** Start Recorded data **
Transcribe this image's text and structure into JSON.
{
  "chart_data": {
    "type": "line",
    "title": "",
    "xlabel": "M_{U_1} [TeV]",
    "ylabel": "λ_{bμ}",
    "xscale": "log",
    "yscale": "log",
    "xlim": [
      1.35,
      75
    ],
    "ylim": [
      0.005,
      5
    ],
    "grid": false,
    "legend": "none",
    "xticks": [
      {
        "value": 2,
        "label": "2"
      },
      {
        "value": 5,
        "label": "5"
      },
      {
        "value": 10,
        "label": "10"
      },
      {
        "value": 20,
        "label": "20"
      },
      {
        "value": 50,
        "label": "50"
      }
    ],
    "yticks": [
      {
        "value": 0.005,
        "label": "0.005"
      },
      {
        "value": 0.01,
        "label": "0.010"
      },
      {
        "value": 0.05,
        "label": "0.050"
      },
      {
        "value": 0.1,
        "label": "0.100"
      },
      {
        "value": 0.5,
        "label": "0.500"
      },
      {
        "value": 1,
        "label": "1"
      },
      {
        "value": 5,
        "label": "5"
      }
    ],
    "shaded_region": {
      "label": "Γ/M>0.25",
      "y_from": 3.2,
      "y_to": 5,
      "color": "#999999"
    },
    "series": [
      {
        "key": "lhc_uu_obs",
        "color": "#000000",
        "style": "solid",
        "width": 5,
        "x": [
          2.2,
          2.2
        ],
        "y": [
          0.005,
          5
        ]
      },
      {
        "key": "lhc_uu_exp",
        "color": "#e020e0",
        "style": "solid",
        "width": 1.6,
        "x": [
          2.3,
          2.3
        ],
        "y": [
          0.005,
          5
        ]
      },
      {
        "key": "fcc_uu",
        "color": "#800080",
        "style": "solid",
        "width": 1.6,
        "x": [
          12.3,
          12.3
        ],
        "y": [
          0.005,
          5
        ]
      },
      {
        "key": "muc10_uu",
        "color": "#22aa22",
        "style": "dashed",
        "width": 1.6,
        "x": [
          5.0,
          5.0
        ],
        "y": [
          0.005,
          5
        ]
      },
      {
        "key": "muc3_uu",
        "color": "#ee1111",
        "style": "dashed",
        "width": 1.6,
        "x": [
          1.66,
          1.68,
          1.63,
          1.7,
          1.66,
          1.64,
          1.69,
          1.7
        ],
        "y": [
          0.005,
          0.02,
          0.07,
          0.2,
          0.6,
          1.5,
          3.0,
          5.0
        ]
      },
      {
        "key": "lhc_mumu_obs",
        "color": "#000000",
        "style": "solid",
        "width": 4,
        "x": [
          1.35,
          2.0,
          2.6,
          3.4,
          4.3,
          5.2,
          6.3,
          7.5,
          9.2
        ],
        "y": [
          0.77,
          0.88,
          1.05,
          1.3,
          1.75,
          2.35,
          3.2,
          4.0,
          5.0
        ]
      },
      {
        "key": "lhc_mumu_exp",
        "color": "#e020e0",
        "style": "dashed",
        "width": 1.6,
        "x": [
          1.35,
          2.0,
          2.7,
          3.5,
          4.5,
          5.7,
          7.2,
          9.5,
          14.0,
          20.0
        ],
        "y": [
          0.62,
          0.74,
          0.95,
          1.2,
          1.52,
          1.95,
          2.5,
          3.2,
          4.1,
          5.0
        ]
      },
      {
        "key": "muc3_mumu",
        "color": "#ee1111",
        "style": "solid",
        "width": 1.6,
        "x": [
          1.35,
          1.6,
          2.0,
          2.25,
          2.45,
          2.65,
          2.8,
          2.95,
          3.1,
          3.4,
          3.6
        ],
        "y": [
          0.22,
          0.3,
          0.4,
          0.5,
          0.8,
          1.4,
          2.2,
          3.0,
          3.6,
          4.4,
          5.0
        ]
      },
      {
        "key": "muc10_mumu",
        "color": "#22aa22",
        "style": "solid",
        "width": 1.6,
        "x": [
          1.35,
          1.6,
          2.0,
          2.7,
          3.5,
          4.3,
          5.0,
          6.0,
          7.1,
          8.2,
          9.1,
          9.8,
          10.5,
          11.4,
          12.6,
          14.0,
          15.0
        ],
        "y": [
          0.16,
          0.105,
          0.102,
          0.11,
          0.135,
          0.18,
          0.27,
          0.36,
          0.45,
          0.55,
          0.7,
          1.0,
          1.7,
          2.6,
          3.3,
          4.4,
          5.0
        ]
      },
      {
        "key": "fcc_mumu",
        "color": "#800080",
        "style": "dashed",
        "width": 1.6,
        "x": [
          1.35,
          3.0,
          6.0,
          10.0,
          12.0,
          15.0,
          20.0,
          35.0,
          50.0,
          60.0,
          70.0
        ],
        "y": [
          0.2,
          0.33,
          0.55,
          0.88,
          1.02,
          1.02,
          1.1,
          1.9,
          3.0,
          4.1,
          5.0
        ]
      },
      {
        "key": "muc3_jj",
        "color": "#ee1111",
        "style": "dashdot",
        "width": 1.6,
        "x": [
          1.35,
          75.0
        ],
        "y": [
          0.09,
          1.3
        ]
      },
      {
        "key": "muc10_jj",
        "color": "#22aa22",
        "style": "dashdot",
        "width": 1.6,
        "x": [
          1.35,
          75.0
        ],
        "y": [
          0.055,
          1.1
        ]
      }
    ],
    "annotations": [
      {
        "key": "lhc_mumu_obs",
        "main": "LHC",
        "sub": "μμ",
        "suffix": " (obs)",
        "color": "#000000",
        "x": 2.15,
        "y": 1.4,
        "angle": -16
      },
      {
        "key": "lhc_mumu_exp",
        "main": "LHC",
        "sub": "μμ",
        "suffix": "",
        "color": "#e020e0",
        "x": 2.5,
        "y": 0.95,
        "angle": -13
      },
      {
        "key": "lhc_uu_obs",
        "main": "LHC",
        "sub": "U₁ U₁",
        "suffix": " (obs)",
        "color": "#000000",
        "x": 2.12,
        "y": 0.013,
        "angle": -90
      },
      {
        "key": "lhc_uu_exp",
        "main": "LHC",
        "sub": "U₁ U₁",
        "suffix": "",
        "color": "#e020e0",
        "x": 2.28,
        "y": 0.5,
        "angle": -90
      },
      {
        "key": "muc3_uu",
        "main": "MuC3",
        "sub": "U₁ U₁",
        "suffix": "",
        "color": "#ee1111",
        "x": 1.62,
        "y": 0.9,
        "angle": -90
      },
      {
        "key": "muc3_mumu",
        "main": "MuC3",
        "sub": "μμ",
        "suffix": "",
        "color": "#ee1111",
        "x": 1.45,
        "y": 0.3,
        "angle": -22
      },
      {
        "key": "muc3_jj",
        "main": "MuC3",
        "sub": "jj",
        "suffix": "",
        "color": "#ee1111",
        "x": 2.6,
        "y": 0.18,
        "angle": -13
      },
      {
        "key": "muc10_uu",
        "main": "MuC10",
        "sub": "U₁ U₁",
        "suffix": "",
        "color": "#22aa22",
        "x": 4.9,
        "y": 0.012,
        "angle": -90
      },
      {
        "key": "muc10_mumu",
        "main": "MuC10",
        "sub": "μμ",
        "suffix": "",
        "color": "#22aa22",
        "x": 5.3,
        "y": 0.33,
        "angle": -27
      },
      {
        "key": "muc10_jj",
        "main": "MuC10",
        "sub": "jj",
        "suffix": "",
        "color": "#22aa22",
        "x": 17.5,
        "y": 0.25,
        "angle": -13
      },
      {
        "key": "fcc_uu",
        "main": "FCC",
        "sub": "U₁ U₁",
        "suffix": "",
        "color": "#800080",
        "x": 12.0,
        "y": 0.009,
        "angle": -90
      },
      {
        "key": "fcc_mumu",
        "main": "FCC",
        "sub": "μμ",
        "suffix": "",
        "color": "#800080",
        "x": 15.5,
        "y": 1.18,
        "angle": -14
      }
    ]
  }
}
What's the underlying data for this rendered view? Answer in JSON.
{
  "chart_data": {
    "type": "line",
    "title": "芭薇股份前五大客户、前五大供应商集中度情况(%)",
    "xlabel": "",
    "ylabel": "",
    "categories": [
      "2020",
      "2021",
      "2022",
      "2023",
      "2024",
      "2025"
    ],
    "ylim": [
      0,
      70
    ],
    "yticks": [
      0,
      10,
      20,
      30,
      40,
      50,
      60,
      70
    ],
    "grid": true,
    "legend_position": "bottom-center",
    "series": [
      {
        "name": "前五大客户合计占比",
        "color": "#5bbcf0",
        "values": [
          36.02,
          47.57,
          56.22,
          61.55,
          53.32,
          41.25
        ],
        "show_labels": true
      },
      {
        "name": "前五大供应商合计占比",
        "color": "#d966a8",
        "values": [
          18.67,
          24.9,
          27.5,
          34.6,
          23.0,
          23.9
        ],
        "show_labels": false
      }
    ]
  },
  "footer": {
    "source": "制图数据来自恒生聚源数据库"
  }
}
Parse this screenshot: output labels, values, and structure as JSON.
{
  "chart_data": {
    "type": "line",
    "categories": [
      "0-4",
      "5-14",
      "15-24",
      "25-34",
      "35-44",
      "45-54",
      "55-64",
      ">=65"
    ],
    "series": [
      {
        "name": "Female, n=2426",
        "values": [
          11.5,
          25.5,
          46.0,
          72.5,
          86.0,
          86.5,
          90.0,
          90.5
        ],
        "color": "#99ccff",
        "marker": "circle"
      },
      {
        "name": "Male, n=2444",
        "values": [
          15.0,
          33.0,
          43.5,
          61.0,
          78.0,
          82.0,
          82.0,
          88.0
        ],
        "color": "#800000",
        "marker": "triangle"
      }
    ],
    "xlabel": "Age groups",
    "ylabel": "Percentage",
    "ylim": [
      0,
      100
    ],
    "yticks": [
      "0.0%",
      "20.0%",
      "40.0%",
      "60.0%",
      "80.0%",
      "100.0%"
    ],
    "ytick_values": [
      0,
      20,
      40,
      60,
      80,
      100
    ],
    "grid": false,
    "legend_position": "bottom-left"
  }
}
** End Recorded data **
■ Work instructions ■
Select all lines in the listing above where the word "title" appears, and show them.

■ Task output ■
    "title": "",
    "title": "芭薇股份前五大客户、前五大供应商集中度情况(%)",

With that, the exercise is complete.